━━ Extract provided ━━

Storing Didecyldimethylammonium Chloride (DDAC)? Start Here

Didecyldimethylammonium chloride (DDAC, CAS 7173-51-5; formula C22H48ClN) is a twin-chain cationic quaternary ammonium compound used worldwide as a hard-surface disinfectant, sanitizer, algicide, wood preservative, and material-preservation biocide. Sold most often as a 50 to 80 percent aqueous or alcoholic solution under names such as DDAC, Bardac 2250, and Quaternium-12, it is a surface-active salt rather than an organic solvent, so it carries no aggressive swelling chemistry toward polyolefins. That distinction is what makes it an easy fit for polyethylene storage and dosing systems. Because the active is a chloride salt that is corrosive to eyes, skin, and metals, the engineering challenge is not the polymer but the metal hardware around it: choose HDPE or XLPE tanks with polypropylene or fluoropolymer fittings, and keep carbon steel and aluminum out of the wetted path.

━━━

■ **Problems to work on**
a – According to the DDAC storage passage, which metals should be kept out of the wetted path?
b – Retype the DDAC storage passage between "Didecyldimethylammonium chloride (DDAC, CAS" and "the wetted path.", inclusive.
c – Summarize the DDAC storage passage in two sentences.

━━ Information ━━

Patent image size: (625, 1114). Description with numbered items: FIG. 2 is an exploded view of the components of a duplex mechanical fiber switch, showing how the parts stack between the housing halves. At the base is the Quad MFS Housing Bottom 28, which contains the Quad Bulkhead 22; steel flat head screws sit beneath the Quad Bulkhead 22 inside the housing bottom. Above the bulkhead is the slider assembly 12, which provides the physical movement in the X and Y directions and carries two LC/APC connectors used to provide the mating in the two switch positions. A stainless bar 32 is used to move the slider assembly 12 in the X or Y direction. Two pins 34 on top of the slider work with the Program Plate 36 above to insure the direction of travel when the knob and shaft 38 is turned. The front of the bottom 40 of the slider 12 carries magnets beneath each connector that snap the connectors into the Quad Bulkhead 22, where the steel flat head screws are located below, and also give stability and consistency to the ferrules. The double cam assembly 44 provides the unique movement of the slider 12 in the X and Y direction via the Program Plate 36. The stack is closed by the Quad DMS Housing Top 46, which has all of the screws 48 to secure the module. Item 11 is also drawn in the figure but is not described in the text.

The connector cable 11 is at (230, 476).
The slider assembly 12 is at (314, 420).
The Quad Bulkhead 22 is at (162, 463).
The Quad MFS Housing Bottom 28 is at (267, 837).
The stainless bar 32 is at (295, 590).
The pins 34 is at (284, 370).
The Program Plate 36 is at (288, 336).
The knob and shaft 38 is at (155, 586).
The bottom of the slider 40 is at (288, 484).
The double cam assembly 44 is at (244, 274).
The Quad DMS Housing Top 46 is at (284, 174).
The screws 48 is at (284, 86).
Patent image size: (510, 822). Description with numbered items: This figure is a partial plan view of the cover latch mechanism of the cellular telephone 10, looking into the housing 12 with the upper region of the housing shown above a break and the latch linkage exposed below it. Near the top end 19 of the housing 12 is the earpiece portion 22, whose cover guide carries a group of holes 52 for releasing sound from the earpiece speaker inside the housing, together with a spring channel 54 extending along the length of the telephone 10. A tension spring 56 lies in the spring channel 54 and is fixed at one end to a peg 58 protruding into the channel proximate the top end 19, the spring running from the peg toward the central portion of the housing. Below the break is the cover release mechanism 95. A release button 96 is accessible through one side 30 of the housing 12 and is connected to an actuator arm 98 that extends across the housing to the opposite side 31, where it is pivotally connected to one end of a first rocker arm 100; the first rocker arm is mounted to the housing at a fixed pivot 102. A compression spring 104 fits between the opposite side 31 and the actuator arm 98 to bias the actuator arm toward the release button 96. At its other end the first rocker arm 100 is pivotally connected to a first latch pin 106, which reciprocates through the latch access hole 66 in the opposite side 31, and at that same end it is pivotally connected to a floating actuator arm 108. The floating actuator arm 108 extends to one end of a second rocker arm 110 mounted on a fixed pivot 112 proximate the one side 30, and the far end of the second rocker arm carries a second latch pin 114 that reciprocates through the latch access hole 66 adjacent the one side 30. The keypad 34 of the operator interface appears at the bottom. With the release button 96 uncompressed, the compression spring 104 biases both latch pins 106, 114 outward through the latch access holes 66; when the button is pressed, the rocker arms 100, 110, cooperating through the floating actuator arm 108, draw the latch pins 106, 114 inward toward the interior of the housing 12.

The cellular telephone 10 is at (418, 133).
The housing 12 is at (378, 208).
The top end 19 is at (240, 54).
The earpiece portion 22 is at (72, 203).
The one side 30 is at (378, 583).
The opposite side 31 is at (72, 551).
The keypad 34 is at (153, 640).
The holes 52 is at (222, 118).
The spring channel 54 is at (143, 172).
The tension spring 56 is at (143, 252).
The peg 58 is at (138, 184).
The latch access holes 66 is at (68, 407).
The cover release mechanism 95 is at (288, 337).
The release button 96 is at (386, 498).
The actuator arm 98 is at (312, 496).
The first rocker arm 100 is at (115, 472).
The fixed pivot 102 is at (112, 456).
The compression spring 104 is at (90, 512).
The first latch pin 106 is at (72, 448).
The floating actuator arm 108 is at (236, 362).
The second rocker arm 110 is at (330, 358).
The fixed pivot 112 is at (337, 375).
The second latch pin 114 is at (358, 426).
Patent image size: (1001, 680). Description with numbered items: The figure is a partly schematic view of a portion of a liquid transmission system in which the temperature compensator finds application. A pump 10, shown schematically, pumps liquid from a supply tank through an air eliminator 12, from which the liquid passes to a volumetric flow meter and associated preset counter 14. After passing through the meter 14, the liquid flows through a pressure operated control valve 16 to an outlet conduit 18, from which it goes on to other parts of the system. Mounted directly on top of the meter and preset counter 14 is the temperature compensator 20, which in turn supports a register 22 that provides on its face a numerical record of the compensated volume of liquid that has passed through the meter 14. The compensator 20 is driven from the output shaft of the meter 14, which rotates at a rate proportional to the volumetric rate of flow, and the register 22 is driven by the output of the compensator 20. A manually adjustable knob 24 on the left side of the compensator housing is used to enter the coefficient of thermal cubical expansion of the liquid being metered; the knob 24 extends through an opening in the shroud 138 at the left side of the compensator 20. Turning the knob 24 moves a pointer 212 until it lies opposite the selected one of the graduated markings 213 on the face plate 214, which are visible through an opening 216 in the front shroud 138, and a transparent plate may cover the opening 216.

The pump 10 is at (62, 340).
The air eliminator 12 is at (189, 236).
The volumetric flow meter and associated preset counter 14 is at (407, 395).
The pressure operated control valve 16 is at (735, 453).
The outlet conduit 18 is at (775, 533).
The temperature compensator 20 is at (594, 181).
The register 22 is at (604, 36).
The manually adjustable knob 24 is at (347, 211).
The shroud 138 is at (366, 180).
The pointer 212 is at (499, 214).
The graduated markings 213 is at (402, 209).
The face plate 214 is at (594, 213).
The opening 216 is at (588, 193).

━━━

■ **Task responses**
a – Carbon steel and aluminum.

b –
Didecyldimethylammonium chloride (DDAC, CAS 7173-51-5; formula C22H48ClN) is a twin-chain cationic quaternary ammonium compound used worldwide as a hard-surface disinfectant, sanitizer, algicide, wood preservative, and material-preservation biocide. Sold most often as a 50 to 80 percent aqueous or alcoholic solution under names such as DDAC, Bardac 2250, and Quaternium-12, it is a surface-active salt rather than an organic solvent, so it carries no aggressive swelling chemistry toward polyolefins. That distinction is what makes it an easy fit for polyethylene storage and dosing systems. Because the active is a chloride salt that is corrosive to eyes, skin, and metals, the engineering challenge is not the polymer but the metal hardware around it: choose HDPE or XLPE tanks with polypropylene or fluoropolymer fittings, and keep carbon steel and aluminum out of the wetted path.

c – DDAC is a twin-chain cationic quaternary ammonium compound used as a disinfectant, sanitizer, algicide, wood preservative, and biocide. Because it is a surface-active salt rather than an organic solvent, it suits polyethylene storage, but it is a chloride salt corrosive to metals, so HDPE or XLPE tanks with polypropylene or fluoropolymer fittings should be used, with carbon steel and aluminum kept out of the wetted path.